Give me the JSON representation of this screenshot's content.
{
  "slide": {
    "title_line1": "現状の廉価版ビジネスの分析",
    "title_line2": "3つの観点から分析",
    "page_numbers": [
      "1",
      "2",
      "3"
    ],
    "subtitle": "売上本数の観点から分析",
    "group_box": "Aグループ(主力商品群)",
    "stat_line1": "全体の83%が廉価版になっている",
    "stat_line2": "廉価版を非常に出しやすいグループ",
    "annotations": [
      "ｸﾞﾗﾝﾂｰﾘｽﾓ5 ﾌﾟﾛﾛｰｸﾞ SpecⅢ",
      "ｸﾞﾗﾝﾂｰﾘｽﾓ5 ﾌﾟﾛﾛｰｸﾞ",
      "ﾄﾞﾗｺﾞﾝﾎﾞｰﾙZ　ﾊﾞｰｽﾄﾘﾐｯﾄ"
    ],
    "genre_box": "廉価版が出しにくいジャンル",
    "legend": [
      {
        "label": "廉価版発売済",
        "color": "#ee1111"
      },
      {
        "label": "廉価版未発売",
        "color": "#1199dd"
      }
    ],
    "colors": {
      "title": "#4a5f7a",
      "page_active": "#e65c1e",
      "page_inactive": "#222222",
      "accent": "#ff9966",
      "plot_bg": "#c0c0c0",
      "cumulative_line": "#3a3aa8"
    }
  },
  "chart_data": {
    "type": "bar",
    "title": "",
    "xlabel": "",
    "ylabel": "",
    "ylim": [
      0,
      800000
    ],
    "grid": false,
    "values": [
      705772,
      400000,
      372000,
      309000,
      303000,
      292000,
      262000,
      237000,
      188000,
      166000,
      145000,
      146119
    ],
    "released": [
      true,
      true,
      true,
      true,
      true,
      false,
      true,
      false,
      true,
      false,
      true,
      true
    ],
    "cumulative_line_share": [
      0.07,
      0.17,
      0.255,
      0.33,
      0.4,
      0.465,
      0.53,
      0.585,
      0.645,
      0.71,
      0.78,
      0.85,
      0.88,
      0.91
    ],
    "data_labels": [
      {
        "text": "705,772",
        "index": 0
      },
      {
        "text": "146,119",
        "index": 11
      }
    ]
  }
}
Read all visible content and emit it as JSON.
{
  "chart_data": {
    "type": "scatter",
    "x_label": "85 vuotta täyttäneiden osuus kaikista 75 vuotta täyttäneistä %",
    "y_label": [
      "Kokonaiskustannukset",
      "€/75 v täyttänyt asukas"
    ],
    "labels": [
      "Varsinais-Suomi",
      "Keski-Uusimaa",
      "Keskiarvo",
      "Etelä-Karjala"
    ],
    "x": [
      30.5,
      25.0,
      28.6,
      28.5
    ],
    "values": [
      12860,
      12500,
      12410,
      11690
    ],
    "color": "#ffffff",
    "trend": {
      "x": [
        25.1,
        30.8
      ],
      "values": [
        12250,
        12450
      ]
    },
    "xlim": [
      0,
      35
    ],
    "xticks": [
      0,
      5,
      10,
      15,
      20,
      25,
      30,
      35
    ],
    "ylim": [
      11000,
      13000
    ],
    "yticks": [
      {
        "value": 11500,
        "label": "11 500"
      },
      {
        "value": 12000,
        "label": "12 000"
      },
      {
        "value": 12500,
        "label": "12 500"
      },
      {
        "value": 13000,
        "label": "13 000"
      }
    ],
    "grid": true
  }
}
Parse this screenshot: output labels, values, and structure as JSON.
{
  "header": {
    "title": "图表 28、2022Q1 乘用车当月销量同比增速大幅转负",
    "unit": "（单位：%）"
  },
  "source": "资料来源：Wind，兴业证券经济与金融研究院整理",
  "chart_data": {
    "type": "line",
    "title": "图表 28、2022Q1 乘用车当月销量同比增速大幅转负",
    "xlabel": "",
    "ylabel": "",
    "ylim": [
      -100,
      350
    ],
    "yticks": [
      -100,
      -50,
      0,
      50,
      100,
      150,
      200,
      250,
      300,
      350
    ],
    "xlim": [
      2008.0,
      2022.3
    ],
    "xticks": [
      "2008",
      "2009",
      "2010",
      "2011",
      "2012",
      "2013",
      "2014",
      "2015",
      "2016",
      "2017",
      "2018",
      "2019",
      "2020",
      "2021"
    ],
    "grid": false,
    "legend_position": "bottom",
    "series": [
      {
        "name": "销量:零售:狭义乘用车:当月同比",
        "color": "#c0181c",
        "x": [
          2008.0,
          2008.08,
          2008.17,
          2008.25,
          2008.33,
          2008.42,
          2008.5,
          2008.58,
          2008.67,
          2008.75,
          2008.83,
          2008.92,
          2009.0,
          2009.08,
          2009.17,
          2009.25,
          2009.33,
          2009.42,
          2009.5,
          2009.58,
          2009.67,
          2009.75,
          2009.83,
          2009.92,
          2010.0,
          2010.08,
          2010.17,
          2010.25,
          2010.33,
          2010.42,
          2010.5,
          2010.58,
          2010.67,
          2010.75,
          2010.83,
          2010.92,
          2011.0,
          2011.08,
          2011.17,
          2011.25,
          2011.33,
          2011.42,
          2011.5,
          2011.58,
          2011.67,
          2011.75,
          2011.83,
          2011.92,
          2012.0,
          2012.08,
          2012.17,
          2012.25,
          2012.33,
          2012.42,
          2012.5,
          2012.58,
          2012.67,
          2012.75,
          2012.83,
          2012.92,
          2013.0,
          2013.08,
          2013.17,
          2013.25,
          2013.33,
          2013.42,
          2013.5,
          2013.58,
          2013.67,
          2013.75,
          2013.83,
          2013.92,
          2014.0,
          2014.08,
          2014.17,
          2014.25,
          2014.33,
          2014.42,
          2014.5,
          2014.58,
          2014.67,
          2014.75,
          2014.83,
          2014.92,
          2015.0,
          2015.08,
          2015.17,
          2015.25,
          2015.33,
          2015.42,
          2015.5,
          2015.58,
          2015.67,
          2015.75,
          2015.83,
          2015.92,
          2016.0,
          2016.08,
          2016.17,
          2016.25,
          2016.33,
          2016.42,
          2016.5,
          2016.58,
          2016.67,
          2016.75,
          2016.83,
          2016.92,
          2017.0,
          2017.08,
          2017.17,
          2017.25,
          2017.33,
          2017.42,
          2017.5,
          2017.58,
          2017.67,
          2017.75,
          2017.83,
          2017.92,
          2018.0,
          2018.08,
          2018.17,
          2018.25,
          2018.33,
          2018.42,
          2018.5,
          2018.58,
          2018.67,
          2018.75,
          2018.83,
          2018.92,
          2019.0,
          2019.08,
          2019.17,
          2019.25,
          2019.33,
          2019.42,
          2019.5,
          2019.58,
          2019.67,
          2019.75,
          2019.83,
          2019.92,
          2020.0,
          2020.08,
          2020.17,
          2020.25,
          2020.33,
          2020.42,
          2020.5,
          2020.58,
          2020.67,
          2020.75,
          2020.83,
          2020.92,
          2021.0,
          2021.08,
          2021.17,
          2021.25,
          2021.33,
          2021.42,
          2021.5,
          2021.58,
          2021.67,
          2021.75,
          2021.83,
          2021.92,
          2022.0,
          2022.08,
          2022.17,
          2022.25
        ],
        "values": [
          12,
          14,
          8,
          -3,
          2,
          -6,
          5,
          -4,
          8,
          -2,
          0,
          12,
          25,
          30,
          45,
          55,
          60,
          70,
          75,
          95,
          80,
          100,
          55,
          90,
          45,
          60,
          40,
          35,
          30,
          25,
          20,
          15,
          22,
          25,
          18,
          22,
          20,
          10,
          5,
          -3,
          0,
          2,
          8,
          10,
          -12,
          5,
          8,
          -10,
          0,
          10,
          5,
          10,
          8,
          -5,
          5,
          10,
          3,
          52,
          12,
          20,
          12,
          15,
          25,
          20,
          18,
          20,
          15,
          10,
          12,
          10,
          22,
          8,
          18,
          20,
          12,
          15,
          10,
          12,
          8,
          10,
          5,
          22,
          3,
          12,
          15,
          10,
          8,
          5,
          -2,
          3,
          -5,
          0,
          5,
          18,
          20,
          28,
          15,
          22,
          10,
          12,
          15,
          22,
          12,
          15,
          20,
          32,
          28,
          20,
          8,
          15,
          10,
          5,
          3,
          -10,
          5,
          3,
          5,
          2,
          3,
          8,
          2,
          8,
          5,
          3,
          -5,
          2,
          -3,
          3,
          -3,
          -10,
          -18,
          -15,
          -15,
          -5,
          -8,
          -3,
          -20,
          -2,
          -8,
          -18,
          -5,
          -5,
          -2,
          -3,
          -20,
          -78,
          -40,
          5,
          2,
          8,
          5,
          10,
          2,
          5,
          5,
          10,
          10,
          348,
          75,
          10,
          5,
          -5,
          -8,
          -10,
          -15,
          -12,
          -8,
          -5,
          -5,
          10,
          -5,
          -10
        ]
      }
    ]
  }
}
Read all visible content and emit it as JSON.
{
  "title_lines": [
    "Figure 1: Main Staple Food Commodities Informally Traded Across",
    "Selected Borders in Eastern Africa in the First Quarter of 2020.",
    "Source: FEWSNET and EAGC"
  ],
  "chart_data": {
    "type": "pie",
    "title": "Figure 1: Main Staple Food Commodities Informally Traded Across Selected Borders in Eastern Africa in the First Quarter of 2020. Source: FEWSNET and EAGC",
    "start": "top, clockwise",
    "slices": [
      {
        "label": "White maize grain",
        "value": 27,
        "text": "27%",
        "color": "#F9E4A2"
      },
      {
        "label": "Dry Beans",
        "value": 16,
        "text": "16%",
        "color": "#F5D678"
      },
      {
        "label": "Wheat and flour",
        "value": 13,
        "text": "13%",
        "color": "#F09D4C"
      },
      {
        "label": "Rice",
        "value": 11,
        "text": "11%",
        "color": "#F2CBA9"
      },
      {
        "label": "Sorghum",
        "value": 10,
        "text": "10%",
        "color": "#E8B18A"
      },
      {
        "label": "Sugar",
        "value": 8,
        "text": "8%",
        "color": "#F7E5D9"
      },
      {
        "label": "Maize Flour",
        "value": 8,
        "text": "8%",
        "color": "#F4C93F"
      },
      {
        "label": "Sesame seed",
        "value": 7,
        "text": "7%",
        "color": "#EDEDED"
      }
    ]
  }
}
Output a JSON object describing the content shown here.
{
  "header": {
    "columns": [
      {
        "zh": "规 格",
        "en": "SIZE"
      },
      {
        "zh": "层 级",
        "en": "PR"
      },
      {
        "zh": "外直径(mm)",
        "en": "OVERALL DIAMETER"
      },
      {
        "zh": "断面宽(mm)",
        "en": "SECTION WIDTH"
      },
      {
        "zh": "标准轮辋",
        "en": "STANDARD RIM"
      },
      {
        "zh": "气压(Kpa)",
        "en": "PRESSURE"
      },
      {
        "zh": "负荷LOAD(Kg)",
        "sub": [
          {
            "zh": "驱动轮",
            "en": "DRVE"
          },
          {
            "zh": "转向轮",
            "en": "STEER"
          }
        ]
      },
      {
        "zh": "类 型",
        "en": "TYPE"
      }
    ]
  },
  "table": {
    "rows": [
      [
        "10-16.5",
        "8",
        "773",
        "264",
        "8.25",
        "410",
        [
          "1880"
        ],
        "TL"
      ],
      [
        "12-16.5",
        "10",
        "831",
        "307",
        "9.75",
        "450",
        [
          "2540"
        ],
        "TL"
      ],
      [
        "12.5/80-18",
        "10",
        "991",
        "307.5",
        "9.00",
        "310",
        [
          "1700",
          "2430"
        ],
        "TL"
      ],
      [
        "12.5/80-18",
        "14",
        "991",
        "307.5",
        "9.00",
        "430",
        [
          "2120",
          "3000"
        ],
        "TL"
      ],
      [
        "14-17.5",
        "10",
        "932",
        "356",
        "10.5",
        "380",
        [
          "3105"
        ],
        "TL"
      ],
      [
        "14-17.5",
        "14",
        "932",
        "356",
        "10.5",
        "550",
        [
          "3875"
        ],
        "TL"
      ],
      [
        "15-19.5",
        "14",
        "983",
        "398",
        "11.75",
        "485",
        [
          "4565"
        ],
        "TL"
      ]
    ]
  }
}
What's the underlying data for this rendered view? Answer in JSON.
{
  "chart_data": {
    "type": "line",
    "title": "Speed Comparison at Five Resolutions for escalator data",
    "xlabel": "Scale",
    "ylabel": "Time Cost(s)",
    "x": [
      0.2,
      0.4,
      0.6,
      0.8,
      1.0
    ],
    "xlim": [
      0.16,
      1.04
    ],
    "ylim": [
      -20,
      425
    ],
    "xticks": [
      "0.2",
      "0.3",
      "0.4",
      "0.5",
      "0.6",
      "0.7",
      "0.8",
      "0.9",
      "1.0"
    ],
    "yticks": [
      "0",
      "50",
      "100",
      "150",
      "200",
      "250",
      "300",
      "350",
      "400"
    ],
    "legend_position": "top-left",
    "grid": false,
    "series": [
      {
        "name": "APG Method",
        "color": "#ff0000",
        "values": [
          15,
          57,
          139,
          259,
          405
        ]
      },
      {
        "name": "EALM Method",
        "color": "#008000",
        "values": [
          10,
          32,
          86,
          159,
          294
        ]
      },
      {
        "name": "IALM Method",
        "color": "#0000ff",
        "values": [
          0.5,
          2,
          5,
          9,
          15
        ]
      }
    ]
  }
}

Do this - Give back, exactly as written, the lines from the one with "What's the underlying" to the last line.

Complete answer -
What's the underlying data for this rendered view? Answer in JSON.
{
  "chart_data": {
    "type": "line",
    "title": "Speed Comparison at Five Resolutions for escalator data",
    "xlabel": "Scale",
    "ylabel": "Time Cost(s)",
    "x": [
      0.2,
      0.4,
      0.6,
      0.8,
      1.0
    ],
    "xlim": [
      0.16,
      1.04
    ],
    "ylim": [
      -20,
      425
    ],
    "xticks": [
      "0.2",
      "0.3",
      "0.4",
      "0.5",
      "0.6",
      "0.7",
      "0.8",
      "0.9",
      "1.0"
    ],
    "yticks": [
      "0",
      "50",
      "100",
      "150",
      "200",
      "250",
      "300",
      "350",
      "400"
    ],
    "legend_position": "top-left",
    "grid": false,
    "series": [
      {
        "name": "APG Method",
        "color": "#ff0000",
        "values": [
          15,
          57,
          139,
          259,
          405
        ]
      },
      {
        "name": "EALM Method",
        "color": "#008000",
        "values": [
          10,
          32,
          86,
          159,
          294
        ]
      },
      {
        "name": "IALM Method",
        "color": "#0000ff",
        "values": [
          0.5,
          2,
          5,
          9,
          15
        ]
      }
    ]
  }
}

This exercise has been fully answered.